▶ [What to produce]:
Could you render the material below as a Markdown table with the columns Row and Line, from its first line through the line containing "variable-row[interactable]: editCreateProductProductCode = null", both included? Give each line its row number and leave out any blank lines.

--- begin Provided data ---

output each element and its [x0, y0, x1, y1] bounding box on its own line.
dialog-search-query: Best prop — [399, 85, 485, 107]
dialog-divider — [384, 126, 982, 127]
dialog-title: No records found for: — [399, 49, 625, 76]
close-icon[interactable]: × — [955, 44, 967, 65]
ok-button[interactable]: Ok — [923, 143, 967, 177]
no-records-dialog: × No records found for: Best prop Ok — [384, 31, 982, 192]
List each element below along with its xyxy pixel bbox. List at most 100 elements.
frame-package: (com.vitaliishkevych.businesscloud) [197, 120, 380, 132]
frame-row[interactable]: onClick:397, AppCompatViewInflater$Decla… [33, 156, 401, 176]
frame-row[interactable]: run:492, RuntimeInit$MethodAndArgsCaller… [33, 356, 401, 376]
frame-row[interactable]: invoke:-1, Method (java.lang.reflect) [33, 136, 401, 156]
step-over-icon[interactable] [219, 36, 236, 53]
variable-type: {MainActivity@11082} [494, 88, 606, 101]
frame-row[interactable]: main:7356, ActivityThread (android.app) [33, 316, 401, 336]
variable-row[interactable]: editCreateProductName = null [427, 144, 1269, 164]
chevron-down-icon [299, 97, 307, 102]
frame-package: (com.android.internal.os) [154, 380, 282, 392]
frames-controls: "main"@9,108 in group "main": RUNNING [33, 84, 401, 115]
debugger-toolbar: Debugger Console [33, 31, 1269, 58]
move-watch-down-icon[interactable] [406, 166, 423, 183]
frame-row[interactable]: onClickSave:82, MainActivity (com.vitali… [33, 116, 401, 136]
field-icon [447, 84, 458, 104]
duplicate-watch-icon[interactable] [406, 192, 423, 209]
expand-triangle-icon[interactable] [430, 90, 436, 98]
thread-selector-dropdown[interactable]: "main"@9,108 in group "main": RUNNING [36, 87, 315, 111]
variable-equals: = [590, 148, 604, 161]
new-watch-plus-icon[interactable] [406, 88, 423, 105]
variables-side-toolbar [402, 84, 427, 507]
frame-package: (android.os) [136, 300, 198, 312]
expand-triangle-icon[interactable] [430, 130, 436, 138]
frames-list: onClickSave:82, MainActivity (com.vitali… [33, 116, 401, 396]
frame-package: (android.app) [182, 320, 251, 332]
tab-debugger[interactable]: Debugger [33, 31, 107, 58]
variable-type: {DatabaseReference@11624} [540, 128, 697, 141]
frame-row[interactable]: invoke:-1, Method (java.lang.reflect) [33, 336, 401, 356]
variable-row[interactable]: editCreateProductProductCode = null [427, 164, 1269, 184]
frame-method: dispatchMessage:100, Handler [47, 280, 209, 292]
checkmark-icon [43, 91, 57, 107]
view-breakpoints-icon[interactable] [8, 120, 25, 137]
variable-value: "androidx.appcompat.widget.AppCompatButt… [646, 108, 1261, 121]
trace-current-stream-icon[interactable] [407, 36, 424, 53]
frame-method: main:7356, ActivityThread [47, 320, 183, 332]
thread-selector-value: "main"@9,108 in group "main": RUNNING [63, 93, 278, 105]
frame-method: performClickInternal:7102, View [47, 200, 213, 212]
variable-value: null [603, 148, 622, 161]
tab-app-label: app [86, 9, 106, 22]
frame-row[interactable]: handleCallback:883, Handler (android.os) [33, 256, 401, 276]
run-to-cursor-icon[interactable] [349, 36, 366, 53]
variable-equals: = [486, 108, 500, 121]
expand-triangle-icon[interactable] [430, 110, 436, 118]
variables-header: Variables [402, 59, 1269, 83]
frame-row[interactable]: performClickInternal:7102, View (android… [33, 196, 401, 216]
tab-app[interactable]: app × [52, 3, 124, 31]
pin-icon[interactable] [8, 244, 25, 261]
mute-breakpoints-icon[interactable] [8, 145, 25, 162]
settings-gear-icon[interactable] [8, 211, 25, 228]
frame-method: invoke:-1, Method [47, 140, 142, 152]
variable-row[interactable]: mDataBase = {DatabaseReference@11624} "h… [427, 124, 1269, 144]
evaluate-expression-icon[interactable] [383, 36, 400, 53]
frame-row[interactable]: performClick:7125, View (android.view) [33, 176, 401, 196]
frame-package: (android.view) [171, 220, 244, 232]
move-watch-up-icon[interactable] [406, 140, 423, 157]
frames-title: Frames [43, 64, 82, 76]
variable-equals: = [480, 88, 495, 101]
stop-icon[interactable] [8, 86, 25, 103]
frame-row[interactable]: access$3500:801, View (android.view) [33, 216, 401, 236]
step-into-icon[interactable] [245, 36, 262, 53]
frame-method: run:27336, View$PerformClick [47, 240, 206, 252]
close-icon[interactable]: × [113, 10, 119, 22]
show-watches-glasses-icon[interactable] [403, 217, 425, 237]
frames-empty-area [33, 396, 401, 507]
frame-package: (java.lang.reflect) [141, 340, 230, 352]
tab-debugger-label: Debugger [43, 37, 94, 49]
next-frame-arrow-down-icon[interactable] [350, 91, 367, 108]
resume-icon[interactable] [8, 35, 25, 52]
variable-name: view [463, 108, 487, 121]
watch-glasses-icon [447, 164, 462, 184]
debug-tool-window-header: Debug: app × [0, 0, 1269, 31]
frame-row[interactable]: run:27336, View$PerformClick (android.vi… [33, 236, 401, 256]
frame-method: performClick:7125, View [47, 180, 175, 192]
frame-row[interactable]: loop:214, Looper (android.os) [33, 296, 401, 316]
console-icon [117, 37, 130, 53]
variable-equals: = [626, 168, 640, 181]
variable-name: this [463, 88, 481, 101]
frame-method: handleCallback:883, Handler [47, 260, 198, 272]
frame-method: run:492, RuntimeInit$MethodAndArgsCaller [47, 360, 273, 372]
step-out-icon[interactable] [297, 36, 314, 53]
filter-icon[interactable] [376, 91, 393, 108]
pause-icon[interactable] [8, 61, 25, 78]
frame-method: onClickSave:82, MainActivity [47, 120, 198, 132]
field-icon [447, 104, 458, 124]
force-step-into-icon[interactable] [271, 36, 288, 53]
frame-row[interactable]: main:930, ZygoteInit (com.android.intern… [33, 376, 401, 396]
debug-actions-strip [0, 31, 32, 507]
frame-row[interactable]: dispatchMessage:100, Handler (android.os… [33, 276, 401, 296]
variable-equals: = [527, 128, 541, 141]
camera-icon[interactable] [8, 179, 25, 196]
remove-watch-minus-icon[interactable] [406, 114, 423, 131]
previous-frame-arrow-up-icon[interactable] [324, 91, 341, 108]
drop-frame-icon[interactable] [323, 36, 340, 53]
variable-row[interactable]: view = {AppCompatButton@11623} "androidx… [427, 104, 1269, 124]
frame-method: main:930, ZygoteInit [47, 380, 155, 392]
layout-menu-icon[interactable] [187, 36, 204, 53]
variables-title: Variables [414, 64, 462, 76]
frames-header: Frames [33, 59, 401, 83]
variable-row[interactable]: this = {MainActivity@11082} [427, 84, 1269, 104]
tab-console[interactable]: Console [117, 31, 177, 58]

--- end Provided data ---

▶ [Output for this exercise]:
| Row | Line |
|---|---|
| 1 | output each element and its [x0, y0, x1, y1] bounding box on its own line. |
| 2 | dialog-search-query: Best prop — [399, 85, 485, 107] |
| 3 | dialog-divider — [384, 126, 982, 127] |
| 4 | dialog-title: No records found for: — [399, 49, 625, 76] |
| 5 | close-icon[interactable]: × — [955, 44, 967, 65] |
| 6 | ok-button[interactable]: Ok — [923, 143, 967, 177] |
| 7 | no-records-dialog: × No records found for: Best prop Ok — [384, 31, 982, 192] |
| 8 | List each element below along with its xyxy pixel bbox. List at most 100 elements. |
| 9 | frame-package: (com.vitaliishkevych.businesscloud) [197, 120, 380, 132] |
| 10 | frame-row[interactable]: onClick:397, AppCompatViewInflater$Decla… [33, 156, 401, 176] |
| 11 | frame-row[interactable]: run:492, RuntimeInit$MethodAndArgsCaller… [33, 356, 401, 376] |
| 12 | frame-row[interactable]: invoke:-1, Method (java.lang.reflect) [33, 136, 401, 156] |
| 13 | step-over-icon[interactable] [219, 36, 236, 53] |
| 14 | variable-type: {MainActivity@11082} [494, 88, 606, 101] |
| 15 | frame-row[interactable]: main:7356, ActivityThread (android.app) [33, 316, 401, 336] |
| 16 | variable-row[interactable]: editCreateProductName = null [427, 144, 1269, 164] |
| 17 | chevron-down-icon [299, 97, 307, 102] |
| 18 | frame-package: (com.android.internal.os) [154, 380, 282, 392] |
| 19 | frames-controls: "main"@9,108 in group "main": RUNNING [33, 84, 401, 115] |
| 20 | debugger-toolbar: Debugger Console [33, 31, 1269, 58] |
| 21 | move-watch-down-icon[interactable] [406, 166, 423, 183] |
| 22 | frame-row[interactable]: onClickSave:82, MainActivity (com.vitali… [33, 116, 401, 136] |
| 23 | field-icon [447, 84, 458, 104] |
| 24 | duplicate-watch-icon[interactable] [406, 192, 423, 209] |
| 25 | expand-triangle-icon[interactable] [430, 90, 436, 98] |
| 26 | thread-selector-dropdown[interactable]: "main"@9,108 in group "main": RUNNING [36, 87, 315, 111] |
| 27 | variable-equals: = [590, 148, 604, 161] |
| 28 | new-watch-plus-icon[interactable] [406, 88, 423, 105] |
| 29 | variables-side-toolbar [402, 84, 427, 507] |
| 30 | frame-package: (android.os) [136, 300, 198, 312] |
| 31 | expand-triangle-icon[interactable] [430, 130, 436, 138] |
| 32 | frames-list: onClickSave:82, MainActivity (com.vitali… [33, 116, 401, 396] |
| 33 | frame-package: (android.app) [182, 320, 251, 332] |
| 34 | tab-debugger[interactable]: Debugger [33, 31, 107, 58] |
| 35 | variable-type: {DatabaseReference@11624} [540, 128, 697, 141] |
| 36 | frame-row[interactable]: invoke:-1, Method (java.lang.reflect) [33, 336, 401, 356] |
| 37 | variable-row[interactable]: editCreateProductProductCode = null [427, 164, 1269, 184] |